-------- SUPPLIED PASSAGE --------

Cynic wrote:
> On Wed, 12 Mar 2008 21:35:14 GMT, Palindrome wrote:
>
>>>>> Why are you comparing a mugging to a teabagging?
>
>>>> The suggestion seemed to be that whether the victim suffered any lasting
>>>> harm or lifelong trauma should in some way determine whether an incident
>>>> was a crime worthy of criminal proceedings - or something that could be
>>>> dismissed as horseplay.
>
>>> In which case you have misunderstood. The likely effect on the victim
>>> should determine whether an ill-advised and unacceptable bit of
>>> horse-play should be treated as a serious offence or not.
>
>>> IMO a couple of 14 year olds who drop eggs from a top floor window
>>> onto the heads of people in the street are behaviny unacceptably. So
>>> are a couple of 14 year olds who drop concrete blocks from a bridge
>>> onto traffic passing on the motorway below.
>
>>> I would recommend a good telling-off and temporary loss of privileges
>>> in the first case, but prison for the second. Do you believe that the
>>> likely effect on the victim is irrelevant, and therefore we should
>>> treat the offences the same?
>
>> They aren't the same offences, are they?

--------

→ **ACTIONS TO TAKE**
1/ Answer these questions from the forum exchange on the mugging and teabagging comparison:
(a) What do the 14-year-olds drop from a top floor window?
(b) Where is the traffic passing when concrete blocks are dropped on it?
(c) What penalty is recommended for the concrete-block case?
2/ Extend the forum exchange on the mugging and teabagging comparison with a further reply that picks up after its final line.
The material that comes next was taken from a separate source.

-------- RECORD EXTRACTS --------

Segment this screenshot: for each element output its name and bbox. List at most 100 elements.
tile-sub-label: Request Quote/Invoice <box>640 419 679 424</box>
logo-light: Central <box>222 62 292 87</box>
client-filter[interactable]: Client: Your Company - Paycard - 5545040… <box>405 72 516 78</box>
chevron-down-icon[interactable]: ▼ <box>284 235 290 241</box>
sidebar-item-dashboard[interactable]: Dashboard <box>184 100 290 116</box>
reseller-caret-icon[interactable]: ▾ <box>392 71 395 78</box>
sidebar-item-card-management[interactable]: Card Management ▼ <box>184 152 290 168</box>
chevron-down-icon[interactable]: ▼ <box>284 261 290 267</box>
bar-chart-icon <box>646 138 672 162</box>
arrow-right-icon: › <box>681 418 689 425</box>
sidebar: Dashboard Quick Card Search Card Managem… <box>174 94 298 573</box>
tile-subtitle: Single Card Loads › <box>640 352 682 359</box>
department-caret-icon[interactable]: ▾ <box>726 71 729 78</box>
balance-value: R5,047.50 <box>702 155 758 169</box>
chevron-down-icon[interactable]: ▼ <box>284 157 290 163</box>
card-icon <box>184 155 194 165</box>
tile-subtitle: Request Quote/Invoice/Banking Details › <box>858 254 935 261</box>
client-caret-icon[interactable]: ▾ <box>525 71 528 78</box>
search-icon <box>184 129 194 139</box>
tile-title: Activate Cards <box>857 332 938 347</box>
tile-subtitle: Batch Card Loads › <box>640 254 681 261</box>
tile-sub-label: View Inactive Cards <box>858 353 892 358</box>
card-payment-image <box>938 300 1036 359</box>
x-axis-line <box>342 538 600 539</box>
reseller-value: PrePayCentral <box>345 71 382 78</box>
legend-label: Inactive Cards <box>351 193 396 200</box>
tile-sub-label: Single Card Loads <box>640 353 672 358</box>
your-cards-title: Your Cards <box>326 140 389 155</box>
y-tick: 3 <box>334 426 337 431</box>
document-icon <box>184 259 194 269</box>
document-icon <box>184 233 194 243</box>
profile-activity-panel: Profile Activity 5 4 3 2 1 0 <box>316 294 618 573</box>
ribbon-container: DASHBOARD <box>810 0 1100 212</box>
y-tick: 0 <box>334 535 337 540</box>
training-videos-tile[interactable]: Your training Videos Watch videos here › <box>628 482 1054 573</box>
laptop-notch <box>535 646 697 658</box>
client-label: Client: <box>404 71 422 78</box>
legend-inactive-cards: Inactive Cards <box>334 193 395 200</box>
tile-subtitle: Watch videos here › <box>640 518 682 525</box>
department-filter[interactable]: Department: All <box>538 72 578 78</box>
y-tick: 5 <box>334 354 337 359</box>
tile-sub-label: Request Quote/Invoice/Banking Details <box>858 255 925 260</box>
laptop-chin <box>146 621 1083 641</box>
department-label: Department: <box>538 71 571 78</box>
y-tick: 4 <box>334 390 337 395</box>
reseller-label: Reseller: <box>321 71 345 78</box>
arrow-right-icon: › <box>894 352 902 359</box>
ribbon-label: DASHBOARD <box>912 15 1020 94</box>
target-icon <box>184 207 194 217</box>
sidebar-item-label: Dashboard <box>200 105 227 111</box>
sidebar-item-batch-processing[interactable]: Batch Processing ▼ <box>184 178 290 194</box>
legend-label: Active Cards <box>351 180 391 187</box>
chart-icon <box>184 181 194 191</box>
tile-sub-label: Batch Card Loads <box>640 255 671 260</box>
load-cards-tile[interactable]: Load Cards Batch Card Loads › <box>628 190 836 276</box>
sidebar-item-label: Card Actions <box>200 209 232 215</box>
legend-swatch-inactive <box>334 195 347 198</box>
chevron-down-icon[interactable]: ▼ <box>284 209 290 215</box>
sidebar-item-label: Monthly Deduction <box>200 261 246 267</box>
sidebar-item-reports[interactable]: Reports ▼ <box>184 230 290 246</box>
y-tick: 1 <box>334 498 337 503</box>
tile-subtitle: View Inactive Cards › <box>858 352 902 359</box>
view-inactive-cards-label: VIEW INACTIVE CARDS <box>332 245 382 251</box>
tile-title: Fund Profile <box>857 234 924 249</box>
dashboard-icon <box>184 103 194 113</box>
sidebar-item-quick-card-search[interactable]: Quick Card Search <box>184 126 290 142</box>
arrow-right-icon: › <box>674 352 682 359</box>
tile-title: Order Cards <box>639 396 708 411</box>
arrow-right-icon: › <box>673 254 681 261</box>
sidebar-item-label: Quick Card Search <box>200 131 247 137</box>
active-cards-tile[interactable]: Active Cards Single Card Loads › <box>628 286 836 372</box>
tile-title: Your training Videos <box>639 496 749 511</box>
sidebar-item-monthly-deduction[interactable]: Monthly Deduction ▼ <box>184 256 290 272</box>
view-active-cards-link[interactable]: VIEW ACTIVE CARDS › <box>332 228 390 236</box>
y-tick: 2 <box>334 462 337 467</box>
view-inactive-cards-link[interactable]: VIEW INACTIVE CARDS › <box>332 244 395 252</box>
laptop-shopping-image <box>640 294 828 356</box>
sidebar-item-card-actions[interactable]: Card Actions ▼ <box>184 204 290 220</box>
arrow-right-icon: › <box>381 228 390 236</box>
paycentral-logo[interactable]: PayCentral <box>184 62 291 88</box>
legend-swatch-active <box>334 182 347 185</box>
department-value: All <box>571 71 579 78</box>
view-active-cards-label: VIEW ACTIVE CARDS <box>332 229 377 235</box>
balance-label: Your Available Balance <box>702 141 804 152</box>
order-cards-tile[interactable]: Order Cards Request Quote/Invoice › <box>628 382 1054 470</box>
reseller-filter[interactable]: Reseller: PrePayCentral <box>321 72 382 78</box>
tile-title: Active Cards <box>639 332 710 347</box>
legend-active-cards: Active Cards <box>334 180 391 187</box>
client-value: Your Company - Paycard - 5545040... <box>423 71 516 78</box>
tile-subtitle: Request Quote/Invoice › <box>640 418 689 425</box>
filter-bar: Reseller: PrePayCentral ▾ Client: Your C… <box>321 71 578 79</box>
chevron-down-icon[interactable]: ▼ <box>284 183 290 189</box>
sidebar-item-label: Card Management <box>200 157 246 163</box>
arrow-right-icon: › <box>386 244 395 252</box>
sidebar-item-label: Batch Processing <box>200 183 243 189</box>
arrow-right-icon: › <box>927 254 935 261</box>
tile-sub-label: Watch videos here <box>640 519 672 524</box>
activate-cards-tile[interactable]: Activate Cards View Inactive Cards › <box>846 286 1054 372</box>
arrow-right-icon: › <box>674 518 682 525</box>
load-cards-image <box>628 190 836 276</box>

--------

→ **ANSWERS FOR THE TASKS**
1/
(a) Eggs, onto the heads of people in the street.
(b) On the motorway below a bridge.
(c) Prison.

2/
>
> No, and I did not imply that they were. It is *you* who was asking
> why I would not view a man who mugged a lone woman on her way home as
> being the same order of crime as a man who swung his dangly bits above
> the face of a sleeping woman for a laugh.
>
> The rest of your post also confuses the intent of the actor with the
> likely effect on the victim. I have stated that it is the latter
> rather than the former that would be the main determining factor for
> me as to whether or not I'd want to see the miscreant prosecuted.
>
> Thus I'd want to see concrete-block droppers prosecuted *regardless*
> of their intent or sobriety, because they will always have a high
> probability of doing serious harm.
>
Ah, "likely effect".
Insufficient evidence of exactly what was done, to make the call, IMHO.
I'm not a photographer but, ISTM, simple physics dictates that there are
a range of possibilities from one extreme, where all of her face was
visible to identify her and the dangly bits were somewhat distant - to
the other where the photo is basically of meat and two veg framed with a
bit of hair and face that might be her..
There is a great difference between the two photos, I would suggest.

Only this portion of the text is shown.